[BEGIN Data provided]
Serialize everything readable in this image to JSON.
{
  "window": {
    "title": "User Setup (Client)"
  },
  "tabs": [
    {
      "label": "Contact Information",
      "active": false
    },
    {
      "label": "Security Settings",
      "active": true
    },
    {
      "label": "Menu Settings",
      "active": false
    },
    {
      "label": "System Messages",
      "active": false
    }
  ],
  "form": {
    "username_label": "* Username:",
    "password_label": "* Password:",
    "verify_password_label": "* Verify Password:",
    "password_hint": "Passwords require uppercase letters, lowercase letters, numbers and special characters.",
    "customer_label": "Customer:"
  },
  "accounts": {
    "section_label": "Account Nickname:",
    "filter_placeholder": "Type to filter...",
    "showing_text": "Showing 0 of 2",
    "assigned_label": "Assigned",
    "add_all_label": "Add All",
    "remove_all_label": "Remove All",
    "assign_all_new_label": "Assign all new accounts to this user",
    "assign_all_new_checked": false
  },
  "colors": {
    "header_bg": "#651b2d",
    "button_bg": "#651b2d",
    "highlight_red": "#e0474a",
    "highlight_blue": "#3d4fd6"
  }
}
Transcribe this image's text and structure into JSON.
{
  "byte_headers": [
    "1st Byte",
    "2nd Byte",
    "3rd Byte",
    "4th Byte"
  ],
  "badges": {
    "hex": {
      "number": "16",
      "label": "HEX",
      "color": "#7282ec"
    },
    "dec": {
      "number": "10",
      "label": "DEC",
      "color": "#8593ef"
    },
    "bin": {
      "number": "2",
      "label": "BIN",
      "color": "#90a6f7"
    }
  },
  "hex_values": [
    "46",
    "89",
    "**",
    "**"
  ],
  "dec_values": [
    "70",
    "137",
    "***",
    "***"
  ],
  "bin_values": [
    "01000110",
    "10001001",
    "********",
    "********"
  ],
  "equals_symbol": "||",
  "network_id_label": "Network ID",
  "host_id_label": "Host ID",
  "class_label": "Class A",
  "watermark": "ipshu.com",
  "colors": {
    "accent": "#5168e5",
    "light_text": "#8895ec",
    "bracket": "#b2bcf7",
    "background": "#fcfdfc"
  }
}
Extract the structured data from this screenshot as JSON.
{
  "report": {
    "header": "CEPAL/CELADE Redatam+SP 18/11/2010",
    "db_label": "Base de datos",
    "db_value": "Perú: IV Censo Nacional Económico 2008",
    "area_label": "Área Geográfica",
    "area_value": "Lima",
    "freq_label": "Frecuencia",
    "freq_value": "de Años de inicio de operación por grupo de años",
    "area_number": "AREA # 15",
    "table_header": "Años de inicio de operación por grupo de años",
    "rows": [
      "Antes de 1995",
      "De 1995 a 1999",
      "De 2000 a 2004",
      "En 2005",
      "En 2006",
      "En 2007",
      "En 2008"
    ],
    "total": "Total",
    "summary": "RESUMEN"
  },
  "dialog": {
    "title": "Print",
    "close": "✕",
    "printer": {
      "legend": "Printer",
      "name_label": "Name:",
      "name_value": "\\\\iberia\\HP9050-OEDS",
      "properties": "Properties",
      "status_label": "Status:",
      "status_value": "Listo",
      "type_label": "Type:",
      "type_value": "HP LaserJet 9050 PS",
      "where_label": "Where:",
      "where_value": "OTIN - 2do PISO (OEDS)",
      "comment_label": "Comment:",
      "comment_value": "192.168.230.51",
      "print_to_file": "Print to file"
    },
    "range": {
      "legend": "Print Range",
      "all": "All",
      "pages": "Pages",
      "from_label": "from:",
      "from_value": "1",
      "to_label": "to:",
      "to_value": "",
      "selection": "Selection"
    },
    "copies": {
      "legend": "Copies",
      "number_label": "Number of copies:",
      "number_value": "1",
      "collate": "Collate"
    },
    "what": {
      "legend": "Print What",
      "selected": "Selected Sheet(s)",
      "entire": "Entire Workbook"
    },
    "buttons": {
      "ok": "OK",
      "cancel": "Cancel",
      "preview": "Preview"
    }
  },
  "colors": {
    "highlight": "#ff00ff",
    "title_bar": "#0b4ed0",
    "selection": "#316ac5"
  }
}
[END Data provided]
• [Objective]: Repeat the data above exactly.

• [The result]:
Serialize everything readable in this image to JSON.
{
  "window": {
    "title": "User Setup (Client)"
  },
  "tabs": [
    {
      "label": "Contact Information",
      "active": false
    },
    {
      "label": "Security Settings",
      "active": true
    },
    {
      "label": "Menu Settings",
      "active": false
    },
    {
      "label": "System Messages",
      "active": false
    }
  ],
  "form": {
    "username_label": "* Username:",
    "password_label": "* Password:",
    "verify_password_label": "* Verify Password:",
    "password_hint": "Passwords require uppercase letters, lowercase letters, numbers and special characters.",
    "customer_label": "Customer:"
  },
  "accounts": {
    "section_label": "Account Nickname:",
    "filter_placeholder": "Type to filter...",
    "showing_text": "Showing 0 of 2",
    "assigned_label": "Assigned",
    "add_all_label": "Add All",
    "remove_all_label": "Remove All",
    "assign_all_new_label": "Assign all new accounts to this user",
    "assign_all_new_checked": false
  },
  "colors": {
    "header_bg": "#651b2d",
    "button_bg": "#651b2d",
    "highlight_red": "#e0474a",
    "highlight_blue": "#3d4fd6"
  }
}
Transcribe this image's text and structure into JSON.
{
  "byte_headers": [
    "1st Byte",
    "2nd Byte",
    "3rd Byte",
    "4th Byte"
  ],
  "badges": {
    "hex": {
      "number": "16",
      "label": "HEX",
      "color": "#7282ec"
    },
    "dec": {
      "number": "10",
      "label": "DEC",
      "color": "#8593ef"
    },
    "bin": {
      "number": "2",
      "label": "BIN",
      "color": "#90a6f7"
    }
  },
  "hex_values": [
    "46",
    "89",
    "**",
    "**"
  ],
  "dec_values": [
    "70",
    "137",
    "***",
    "***"
  ],
  "bin_values": [
    "01000110",
    "10001001",
    "********",
    "********"
  ],
  "equals_symbol": "||",
  "network_id_label": "Network ID",
  "host_id_label": "Host ID",
  "class_label": "Class A",
  "watermark": "ipshu.com",
  "colors": {
    "accent": "#5168e5",
    "light_text": "#8895ec",
    "bracket": "#b2bcf7",
    "background": "#fcfdfc"
  }
}
Extract the structured data from this screenshot as JSON.
{
  "report": {
    "header": "CEPAL/CELADE Redatam+SP 18/11/2010",
    "db_label": "Base de datos",
    "db_value": "Perú: IV Censo Nacional Económico 2008",
    "area_label": "Área Geográfica",
    "area_value": "Lima",
    "freq_label": "Frecuencia",
    "freq_value": "de Años de inicio de operación por grupo de años",
    "area_number": "AREA # 15",
    "table_header": "Años de inicio de operación por grupo de años",
    "rows": [
      "Antes de 1995",
      "De 1995 a 1999",
      "De 2000 a 2004",
      "En 2005",
      "En 2006",
      "En 2007",
      "En 2008"
    ],
    "total": "Total",
    "summary": "RESUMEN"
  },
  "dialog": {
    "title": "Print",
    "close": "✕",
    "printer": {
      "legend": "Printer",
      "name_label": "Name:",
      "name_value": "\\\\iberia\\HP9050-OEDS",
      "properties": "Properties",
      "status_label": "Status:",
      "status_value": "Listo",
      "type_label": "Type:",
      "type_value": "HP LaserJet 9050 PS",
      "where_label": "Where:",
      "where_value": "OTIN - 2do PISO (OEDS)",
      "comment_label": "Comment:",
      "comment_value": "192.168.230.51",
      "print_to_file": "Print to file"
    },
    "range": {
      "legend": "Print Range",
      "all": "All",
      "pages": "Pages",
      "from_label": "from:",
      "from_value": "1",
      "to_label": "to:",
      "to_value": "",
      "selection": "Selection"
    },
    "copies": {
      "legend": "Copies",
      "number_label": "Number of copies:",
      "number_value": "1",
      "collate": "Collate"
    },
    "what": {
      "legend": "Print What",
      "selected": "Selected Sheet(s)",
      "entire": "Entire Workbook"
    },
    "buttons": {
      "ok": "OK",
      "cancel": "Cancel",
      "preview": "Preview"
    }
  },
  "colors": {
    "highlight": "#ff00ff",
    "title_bar": "#0b4ed0",
    "selection": "#316ac5"
  }
}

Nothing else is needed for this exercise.